Figure record listings
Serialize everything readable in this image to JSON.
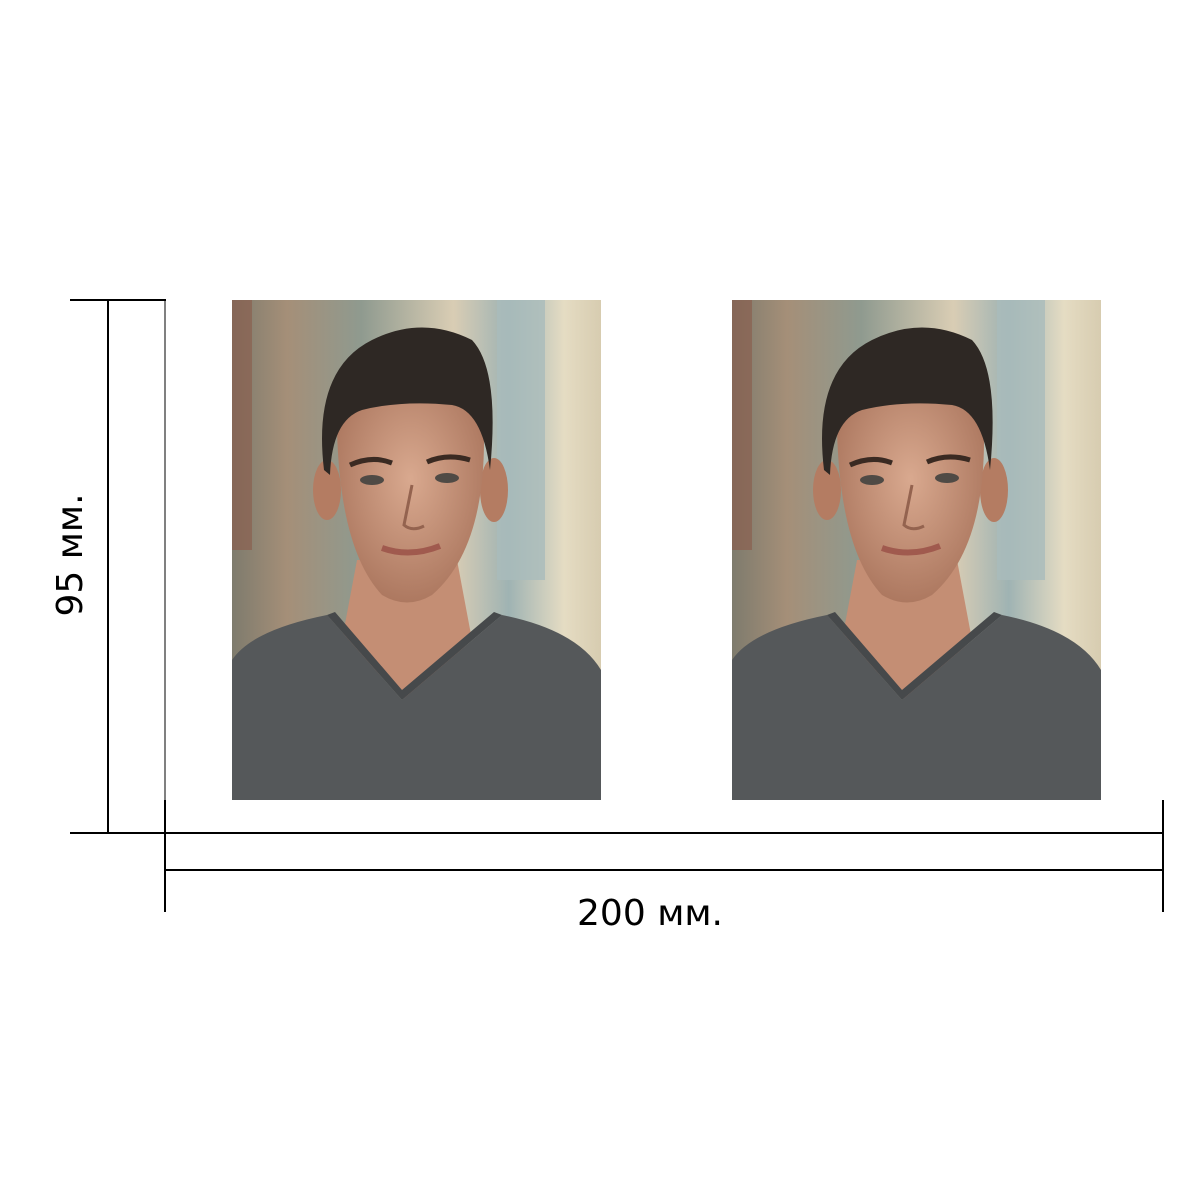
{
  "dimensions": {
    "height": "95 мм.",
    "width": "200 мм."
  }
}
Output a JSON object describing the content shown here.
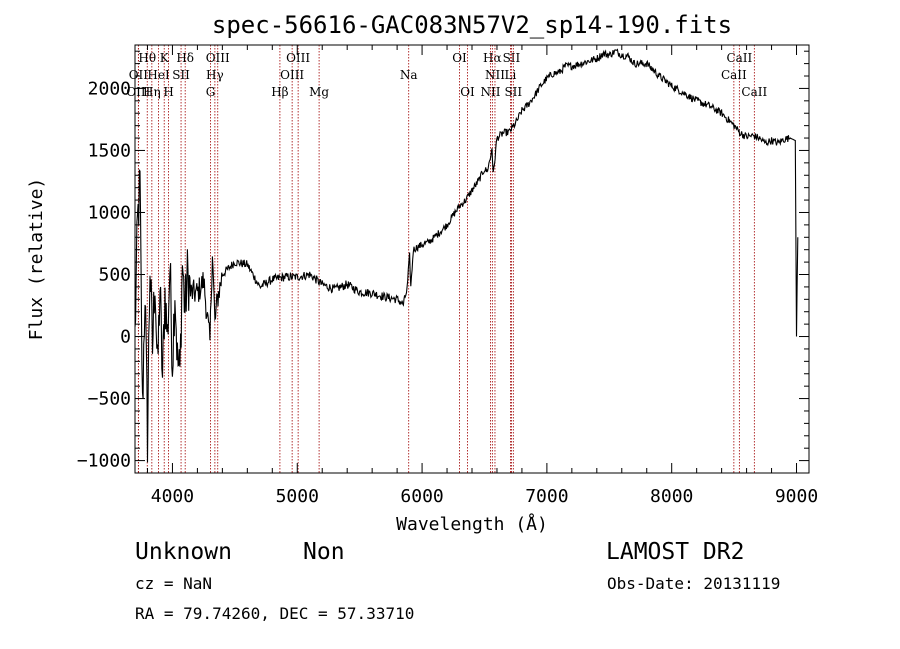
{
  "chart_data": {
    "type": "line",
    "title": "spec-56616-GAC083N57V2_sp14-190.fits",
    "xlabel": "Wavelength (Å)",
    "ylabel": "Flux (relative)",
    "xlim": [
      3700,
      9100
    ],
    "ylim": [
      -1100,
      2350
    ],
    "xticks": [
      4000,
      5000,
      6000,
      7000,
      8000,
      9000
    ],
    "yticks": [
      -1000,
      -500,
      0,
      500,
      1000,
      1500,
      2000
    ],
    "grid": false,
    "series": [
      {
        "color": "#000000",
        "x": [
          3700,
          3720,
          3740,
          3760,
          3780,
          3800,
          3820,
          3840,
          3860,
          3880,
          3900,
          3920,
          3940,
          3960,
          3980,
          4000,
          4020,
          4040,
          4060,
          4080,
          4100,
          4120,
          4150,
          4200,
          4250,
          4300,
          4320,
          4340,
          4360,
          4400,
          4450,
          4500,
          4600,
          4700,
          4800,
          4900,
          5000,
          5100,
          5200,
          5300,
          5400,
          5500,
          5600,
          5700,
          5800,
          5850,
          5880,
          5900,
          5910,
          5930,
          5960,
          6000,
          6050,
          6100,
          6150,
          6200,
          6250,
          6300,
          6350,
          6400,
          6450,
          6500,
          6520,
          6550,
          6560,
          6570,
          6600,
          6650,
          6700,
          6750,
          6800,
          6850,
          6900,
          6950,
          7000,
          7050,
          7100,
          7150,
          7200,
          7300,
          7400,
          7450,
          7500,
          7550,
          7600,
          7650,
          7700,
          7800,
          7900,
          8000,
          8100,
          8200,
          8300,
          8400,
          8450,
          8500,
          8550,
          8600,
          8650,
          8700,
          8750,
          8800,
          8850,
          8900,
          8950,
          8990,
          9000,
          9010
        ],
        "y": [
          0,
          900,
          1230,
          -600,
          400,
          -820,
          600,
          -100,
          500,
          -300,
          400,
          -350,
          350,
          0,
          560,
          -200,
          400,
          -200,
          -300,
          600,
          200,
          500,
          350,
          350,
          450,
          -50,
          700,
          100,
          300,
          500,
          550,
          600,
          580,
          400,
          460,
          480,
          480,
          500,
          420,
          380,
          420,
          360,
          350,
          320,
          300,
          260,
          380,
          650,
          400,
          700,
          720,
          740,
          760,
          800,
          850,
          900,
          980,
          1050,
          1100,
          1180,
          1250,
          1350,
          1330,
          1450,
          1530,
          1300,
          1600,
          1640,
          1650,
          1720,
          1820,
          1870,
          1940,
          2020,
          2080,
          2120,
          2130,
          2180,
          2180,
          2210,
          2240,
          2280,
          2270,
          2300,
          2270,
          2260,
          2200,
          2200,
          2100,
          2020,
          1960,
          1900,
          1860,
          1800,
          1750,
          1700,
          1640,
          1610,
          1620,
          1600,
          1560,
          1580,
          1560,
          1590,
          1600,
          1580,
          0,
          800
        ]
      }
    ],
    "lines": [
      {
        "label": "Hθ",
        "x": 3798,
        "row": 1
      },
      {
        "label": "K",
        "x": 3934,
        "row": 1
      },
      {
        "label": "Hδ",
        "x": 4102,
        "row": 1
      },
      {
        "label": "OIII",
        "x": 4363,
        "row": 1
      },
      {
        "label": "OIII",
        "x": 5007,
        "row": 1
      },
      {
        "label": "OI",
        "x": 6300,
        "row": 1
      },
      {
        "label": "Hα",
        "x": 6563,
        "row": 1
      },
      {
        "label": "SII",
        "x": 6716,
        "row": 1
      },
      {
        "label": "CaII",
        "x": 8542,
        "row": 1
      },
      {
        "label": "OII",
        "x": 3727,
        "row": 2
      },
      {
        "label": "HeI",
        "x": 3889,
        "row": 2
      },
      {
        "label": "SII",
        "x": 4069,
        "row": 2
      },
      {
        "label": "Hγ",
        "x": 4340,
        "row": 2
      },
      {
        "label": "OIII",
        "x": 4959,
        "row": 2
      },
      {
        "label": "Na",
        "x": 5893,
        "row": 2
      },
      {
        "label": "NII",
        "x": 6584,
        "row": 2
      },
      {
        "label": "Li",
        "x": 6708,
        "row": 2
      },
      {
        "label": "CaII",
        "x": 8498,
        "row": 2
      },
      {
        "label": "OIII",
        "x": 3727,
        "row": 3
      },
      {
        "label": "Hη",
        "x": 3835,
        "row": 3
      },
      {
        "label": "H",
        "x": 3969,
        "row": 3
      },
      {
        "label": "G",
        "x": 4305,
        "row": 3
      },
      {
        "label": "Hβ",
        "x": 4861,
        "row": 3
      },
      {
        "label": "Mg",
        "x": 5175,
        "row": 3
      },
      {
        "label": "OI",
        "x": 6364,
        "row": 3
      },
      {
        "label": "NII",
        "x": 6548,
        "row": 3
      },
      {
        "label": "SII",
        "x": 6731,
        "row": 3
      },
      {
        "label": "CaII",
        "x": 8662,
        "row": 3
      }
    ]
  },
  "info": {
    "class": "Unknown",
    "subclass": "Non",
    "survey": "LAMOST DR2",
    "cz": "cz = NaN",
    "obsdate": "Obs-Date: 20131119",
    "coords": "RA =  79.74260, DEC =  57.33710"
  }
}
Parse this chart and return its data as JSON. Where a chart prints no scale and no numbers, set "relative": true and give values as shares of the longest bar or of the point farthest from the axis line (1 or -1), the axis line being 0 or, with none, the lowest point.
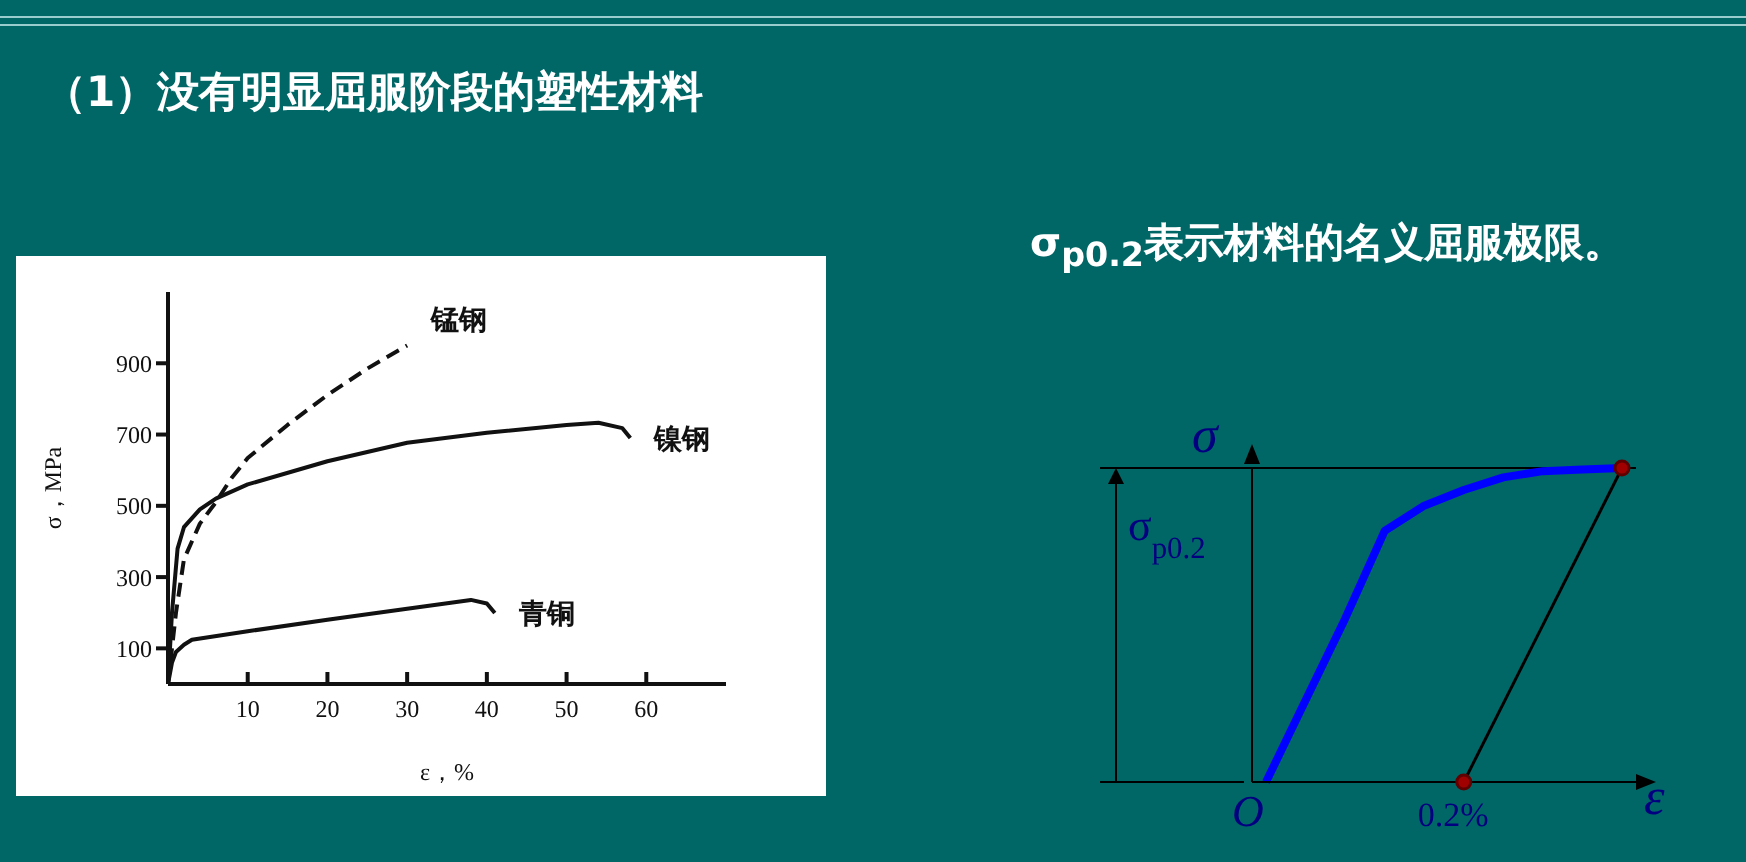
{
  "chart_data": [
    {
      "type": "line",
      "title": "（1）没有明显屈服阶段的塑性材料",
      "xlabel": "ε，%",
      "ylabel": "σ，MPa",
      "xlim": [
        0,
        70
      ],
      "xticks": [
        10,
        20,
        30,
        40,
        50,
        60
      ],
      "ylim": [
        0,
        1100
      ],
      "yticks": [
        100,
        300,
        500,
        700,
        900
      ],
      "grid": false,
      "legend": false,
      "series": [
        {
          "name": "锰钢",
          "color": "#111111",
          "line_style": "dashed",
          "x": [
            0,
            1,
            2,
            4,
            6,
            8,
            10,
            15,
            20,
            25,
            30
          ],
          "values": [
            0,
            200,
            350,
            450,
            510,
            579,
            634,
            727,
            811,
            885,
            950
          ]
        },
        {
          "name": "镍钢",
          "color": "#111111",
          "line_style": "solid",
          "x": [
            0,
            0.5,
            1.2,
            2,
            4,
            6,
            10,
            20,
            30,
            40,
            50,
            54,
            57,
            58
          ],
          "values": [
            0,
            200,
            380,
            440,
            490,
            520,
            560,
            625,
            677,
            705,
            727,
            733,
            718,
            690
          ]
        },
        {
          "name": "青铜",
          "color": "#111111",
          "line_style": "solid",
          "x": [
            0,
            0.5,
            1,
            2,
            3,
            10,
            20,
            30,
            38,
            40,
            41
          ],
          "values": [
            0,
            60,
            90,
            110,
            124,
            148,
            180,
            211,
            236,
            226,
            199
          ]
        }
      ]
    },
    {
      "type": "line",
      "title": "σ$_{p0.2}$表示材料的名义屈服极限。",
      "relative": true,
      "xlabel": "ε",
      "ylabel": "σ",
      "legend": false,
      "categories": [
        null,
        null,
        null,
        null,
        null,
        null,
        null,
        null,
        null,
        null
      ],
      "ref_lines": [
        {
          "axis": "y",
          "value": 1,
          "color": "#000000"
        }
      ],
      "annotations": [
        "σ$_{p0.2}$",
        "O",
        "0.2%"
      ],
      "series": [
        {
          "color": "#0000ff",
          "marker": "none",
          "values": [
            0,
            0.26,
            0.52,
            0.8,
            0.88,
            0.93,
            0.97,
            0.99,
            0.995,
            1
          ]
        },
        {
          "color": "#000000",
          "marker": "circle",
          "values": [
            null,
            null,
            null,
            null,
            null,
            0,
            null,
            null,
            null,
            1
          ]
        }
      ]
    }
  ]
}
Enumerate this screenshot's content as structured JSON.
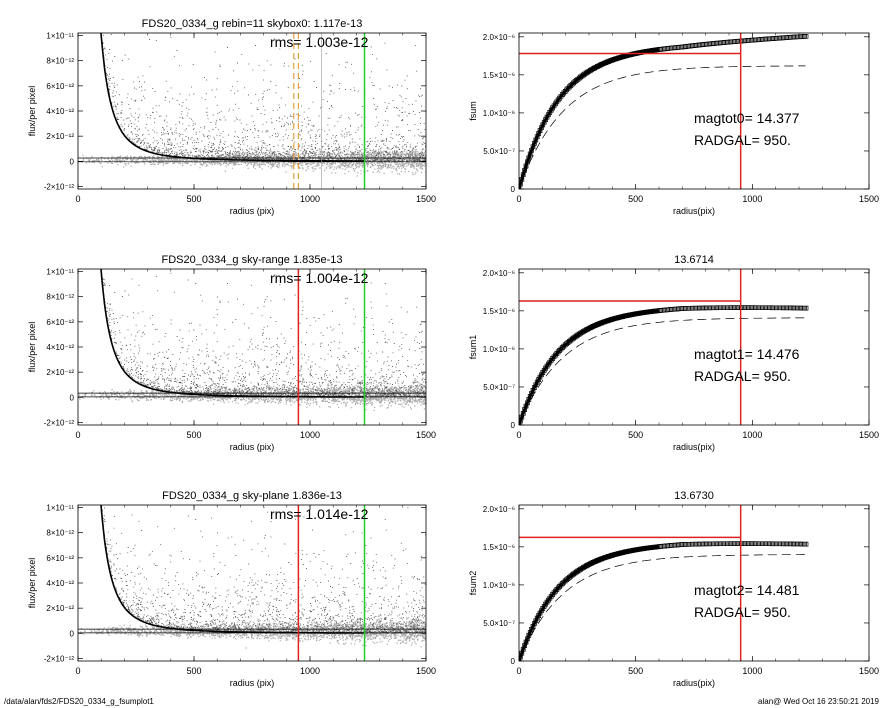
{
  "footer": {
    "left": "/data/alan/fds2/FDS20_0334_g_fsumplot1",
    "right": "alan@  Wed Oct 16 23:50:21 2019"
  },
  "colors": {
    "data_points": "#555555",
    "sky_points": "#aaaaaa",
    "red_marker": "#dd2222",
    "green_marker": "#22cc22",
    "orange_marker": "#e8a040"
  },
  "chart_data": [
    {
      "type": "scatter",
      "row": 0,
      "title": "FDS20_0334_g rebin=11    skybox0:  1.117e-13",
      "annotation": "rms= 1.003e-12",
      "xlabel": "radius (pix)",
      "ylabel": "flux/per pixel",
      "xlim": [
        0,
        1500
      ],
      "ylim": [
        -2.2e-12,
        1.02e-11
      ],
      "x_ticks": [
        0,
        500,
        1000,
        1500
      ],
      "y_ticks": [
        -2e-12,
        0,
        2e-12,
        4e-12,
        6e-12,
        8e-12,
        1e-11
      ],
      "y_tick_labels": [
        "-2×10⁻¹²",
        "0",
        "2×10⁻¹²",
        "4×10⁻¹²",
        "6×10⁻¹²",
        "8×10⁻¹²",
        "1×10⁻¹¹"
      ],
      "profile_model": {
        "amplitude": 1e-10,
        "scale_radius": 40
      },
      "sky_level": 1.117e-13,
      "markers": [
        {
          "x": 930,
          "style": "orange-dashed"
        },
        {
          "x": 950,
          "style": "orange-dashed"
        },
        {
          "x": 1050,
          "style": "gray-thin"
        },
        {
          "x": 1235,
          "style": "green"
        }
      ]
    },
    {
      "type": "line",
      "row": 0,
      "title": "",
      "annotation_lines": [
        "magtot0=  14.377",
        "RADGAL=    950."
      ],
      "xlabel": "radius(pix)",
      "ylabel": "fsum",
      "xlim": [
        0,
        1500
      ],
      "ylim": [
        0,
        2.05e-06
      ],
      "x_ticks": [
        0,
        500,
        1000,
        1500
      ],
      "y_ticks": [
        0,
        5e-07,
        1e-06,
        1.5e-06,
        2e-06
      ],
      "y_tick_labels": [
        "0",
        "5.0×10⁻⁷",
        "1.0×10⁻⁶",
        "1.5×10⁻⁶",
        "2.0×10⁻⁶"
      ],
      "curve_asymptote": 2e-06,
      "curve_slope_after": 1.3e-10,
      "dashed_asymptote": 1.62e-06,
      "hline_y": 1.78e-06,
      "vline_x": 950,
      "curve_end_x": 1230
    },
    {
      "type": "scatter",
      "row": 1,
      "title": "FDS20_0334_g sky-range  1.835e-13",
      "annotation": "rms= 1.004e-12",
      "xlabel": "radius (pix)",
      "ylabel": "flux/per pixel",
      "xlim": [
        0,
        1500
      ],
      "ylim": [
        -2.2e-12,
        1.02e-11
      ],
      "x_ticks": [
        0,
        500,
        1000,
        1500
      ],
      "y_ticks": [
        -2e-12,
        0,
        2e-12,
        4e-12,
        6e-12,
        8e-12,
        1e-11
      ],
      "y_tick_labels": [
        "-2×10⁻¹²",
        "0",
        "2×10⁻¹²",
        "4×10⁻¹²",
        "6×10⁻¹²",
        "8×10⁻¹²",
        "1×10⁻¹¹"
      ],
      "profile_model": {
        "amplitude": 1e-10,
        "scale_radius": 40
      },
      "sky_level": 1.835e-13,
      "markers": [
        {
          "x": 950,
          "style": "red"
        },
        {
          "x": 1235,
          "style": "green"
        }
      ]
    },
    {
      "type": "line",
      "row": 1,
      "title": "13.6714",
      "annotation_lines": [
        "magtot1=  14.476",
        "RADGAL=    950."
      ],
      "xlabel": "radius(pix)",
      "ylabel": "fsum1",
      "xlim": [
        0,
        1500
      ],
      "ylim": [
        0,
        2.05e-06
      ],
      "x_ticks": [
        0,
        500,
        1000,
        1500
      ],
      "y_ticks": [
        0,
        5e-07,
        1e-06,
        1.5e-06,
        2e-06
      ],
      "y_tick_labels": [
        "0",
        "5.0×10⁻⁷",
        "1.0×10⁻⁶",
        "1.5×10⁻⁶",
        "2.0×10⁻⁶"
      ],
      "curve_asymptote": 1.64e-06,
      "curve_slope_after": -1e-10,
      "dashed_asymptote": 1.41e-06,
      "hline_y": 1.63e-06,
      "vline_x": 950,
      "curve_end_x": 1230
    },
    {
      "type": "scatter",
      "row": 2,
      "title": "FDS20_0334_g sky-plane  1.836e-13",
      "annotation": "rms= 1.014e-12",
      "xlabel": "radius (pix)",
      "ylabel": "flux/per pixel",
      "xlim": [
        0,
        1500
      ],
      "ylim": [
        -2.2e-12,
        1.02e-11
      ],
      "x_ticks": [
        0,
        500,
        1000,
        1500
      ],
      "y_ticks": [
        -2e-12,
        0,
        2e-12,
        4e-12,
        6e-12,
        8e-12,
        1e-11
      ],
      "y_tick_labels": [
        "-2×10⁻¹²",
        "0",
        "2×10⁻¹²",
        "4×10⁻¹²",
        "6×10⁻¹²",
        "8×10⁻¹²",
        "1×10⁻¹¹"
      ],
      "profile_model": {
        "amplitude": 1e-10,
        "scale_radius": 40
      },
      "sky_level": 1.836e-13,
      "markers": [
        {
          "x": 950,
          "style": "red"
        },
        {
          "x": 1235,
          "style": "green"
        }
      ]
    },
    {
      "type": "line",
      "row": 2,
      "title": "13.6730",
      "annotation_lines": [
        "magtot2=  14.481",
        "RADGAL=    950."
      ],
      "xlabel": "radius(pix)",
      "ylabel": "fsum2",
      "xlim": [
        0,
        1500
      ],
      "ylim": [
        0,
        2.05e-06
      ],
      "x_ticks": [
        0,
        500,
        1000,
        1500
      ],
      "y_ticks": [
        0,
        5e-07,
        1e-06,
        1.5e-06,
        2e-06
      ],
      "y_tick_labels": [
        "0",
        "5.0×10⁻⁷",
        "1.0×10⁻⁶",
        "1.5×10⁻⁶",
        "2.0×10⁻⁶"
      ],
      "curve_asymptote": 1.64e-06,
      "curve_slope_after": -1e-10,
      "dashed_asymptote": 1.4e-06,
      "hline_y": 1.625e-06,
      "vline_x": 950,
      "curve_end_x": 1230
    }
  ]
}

▶ _SET EXERCISE_
Show each line of the listing that holds the string "relative".

▶ _WRITTEN SOLUTION_
    "ylabel": "Flux (relative)",
Parse this chart and return its data as JSON. Where a chart prints no scale and no numbers, set "relative": true and give values as shares of the longest bar or of the point farthest from the axis line (1 or -1), the axis line being 0 or, with none, the lowest point.
      "relative": true,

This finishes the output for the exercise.